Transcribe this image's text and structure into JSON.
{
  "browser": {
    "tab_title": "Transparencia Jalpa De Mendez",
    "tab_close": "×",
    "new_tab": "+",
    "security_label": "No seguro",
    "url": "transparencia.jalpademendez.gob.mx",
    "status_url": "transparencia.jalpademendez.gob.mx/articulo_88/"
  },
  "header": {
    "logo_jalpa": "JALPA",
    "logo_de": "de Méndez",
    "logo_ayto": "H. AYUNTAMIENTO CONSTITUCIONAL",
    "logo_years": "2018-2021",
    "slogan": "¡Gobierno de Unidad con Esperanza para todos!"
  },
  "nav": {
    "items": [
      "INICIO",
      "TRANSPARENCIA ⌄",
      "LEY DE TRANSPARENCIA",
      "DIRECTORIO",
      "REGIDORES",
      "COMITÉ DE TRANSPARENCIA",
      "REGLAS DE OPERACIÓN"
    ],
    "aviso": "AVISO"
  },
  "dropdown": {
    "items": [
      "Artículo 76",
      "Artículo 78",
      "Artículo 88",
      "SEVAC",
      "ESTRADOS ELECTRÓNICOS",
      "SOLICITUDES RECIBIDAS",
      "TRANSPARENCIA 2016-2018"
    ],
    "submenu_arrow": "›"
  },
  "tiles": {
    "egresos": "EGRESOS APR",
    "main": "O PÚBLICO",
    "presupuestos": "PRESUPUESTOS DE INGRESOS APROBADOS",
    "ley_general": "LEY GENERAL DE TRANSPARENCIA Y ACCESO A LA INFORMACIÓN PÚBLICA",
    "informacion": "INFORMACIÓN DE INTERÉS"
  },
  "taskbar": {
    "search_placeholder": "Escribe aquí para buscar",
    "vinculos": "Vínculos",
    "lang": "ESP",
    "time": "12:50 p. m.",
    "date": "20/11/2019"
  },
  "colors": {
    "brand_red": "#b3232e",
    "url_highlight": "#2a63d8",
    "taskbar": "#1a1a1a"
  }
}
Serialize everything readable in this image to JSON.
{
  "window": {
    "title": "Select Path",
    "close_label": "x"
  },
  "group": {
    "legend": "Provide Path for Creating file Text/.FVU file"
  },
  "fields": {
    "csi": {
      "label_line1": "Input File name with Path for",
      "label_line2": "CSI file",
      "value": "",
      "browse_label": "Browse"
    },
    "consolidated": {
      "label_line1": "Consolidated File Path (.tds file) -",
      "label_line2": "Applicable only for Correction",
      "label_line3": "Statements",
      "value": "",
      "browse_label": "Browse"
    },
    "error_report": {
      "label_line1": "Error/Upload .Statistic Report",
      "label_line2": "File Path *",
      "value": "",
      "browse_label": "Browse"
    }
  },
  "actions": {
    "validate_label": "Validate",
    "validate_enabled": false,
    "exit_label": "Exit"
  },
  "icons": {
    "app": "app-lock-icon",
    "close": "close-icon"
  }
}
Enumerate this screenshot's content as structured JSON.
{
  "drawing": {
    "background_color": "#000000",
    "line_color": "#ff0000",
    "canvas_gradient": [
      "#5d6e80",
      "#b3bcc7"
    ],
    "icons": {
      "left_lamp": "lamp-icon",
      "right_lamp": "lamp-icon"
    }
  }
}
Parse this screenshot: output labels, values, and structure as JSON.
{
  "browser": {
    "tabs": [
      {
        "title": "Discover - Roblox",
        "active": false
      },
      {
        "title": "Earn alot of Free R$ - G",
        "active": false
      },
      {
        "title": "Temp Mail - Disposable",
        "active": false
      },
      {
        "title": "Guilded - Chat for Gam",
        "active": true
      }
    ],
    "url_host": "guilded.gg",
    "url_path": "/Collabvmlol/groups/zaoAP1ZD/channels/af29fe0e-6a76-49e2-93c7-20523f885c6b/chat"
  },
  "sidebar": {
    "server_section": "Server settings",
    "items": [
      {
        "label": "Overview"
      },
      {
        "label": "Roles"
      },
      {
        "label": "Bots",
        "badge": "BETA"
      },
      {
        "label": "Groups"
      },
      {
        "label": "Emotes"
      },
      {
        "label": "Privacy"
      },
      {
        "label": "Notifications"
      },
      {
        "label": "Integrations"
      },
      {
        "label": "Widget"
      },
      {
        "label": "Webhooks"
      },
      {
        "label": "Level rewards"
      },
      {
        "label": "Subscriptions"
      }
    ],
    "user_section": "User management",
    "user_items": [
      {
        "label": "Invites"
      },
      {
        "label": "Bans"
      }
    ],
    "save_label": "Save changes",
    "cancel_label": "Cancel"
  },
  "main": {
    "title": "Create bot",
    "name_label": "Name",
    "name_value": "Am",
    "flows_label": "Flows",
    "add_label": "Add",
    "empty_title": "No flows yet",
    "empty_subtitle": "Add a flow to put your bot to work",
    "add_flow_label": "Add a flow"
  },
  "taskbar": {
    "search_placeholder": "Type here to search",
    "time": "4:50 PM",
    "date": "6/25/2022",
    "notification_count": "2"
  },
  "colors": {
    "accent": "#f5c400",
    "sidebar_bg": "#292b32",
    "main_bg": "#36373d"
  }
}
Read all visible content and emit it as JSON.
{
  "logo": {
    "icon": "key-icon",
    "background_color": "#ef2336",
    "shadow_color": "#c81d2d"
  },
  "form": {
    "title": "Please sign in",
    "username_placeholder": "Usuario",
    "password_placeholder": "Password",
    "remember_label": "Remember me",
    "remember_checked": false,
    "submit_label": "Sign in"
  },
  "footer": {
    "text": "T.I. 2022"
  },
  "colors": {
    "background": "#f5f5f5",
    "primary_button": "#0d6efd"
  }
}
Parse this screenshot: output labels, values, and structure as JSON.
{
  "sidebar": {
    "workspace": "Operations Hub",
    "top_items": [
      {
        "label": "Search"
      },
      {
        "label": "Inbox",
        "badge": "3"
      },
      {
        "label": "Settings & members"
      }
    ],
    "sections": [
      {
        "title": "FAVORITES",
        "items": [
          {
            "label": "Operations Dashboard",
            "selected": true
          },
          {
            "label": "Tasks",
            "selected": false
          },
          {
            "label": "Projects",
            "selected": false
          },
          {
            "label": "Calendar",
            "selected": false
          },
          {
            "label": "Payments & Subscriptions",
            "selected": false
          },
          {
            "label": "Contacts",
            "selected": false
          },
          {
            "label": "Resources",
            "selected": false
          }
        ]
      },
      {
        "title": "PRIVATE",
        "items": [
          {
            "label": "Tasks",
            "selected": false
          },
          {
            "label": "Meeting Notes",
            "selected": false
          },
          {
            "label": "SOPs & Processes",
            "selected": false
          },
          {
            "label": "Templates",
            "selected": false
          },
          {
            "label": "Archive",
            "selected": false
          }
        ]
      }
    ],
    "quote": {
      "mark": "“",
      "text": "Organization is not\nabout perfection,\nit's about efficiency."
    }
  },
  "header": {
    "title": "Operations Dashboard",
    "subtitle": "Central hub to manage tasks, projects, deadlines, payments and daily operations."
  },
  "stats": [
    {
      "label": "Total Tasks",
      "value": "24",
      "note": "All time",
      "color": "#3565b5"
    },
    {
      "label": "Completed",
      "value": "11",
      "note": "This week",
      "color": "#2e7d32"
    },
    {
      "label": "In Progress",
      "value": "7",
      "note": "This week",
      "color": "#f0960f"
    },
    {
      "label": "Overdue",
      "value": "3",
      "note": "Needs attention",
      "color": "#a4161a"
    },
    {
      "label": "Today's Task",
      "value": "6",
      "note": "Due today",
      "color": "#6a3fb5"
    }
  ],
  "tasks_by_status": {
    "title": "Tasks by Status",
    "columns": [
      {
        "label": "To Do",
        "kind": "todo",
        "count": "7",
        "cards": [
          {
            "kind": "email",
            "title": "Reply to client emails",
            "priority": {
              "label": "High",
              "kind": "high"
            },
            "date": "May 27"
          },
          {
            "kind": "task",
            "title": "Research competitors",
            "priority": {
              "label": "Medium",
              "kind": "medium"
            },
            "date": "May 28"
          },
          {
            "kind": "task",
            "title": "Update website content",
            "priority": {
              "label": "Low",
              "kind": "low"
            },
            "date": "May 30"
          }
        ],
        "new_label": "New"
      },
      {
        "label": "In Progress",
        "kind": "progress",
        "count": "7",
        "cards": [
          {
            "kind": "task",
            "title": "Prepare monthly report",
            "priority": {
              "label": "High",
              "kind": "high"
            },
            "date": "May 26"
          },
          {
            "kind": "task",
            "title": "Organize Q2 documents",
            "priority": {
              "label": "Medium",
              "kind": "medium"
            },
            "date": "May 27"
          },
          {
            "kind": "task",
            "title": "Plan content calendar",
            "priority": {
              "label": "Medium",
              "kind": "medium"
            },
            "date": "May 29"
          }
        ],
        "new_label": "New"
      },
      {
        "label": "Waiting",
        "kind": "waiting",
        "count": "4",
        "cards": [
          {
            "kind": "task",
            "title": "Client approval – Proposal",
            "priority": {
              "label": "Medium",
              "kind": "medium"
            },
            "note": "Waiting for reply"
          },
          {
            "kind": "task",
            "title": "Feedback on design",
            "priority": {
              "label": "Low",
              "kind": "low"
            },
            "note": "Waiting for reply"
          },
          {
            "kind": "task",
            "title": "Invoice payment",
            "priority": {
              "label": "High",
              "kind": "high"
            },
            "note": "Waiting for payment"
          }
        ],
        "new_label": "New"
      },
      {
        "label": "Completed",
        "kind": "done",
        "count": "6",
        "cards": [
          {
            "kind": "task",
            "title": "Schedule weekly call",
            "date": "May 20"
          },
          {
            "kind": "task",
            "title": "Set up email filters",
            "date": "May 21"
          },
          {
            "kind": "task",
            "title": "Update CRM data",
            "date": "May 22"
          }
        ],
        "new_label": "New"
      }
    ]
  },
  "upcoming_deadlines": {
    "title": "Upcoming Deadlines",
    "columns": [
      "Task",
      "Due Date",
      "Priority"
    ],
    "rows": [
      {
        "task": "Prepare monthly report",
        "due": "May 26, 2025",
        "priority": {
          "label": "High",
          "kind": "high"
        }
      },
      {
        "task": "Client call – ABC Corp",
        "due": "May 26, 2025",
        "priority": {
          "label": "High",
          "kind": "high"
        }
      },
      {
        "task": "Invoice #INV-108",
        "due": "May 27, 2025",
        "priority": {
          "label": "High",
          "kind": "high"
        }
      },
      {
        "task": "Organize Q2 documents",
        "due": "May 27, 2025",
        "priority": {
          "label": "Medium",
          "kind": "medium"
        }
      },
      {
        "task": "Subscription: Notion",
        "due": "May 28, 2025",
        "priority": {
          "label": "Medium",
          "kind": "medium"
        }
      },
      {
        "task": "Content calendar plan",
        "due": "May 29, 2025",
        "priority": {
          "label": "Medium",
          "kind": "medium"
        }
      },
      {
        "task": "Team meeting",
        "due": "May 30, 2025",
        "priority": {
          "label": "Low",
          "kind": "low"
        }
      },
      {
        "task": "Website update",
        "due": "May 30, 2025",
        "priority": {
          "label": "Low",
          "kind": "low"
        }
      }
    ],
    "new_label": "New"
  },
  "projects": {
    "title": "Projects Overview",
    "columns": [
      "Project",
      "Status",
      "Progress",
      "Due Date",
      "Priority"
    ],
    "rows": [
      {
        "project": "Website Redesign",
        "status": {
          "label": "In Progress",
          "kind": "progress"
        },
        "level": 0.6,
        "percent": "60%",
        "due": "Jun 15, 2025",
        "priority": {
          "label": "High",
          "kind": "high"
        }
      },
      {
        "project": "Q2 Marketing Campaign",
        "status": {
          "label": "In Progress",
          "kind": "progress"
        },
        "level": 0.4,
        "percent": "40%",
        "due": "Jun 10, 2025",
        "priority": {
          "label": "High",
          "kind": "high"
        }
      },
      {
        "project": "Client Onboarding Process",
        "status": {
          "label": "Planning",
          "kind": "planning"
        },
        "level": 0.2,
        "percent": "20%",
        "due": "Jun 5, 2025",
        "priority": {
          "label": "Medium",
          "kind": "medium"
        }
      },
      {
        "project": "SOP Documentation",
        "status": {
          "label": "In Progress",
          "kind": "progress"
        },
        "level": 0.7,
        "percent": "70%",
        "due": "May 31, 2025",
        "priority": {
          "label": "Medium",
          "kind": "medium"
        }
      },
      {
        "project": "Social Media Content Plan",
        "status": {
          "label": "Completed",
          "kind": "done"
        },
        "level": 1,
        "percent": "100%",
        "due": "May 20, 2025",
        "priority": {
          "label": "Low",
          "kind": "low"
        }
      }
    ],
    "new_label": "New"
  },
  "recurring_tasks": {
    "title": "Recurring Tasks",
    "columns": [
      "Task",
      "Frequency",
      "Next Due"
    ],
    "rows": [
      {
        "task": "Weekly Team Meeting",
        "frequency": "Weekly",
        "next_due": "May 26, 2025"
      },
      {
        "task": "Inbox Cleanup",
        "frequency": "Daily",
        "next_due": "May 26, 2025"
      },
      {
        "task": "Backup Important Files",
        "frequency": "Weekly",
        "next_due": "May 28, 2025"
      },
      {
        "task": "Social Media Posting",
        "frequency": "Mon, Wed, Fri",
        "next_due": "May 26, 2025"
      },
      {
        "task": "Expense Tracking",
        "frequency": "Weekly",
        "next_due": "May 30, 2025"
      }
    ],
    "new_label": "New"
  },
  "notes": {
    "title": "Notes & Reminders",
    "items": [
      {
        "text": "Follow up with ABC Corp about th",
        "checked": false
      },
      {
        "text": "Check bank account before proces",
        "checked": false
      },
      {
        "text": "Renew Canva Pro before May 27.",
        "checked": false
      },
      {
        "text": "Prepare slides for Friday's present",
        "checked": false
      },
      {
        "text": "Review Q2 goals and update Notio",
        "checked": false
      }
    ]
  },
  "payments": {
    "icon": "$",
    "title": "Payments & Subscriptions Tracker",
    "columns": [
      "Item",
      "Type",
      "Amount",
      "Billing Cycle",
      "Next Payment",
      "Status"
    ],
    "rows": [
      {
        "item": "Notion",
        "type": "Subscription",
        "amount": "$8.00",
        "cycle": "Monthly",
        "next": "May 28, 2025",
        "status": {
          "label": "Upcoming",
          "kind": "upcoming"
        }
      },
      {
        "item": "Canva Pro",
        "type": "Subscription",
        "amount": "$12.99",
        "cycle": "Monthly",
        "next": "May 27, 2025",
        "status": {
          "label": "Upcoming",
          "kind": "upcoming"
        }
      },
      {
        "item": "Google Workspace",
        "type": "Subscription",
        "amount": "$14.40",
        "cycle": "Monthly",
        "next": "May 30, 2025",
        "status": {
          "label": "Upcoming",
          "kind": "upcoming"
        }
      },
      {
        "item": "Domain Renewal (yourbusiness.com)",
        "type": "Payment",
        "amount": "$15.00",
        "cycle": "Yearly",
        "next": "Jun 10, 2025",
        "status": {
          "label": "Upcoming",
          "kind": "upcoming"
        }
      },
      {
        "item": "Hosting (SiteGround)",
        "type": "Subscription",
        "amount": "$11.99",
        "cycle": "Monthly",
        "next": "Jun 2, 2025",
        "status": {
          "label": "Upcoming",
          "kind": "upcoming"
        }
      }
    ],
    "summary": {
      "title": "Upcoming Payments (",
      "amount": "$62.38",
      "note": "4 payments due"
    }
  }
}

────────

In the entries above, find every line holding the word "Invoice" and copy it out.

            "title": "Invoice payment",
        "task": "Invoice #INV-108",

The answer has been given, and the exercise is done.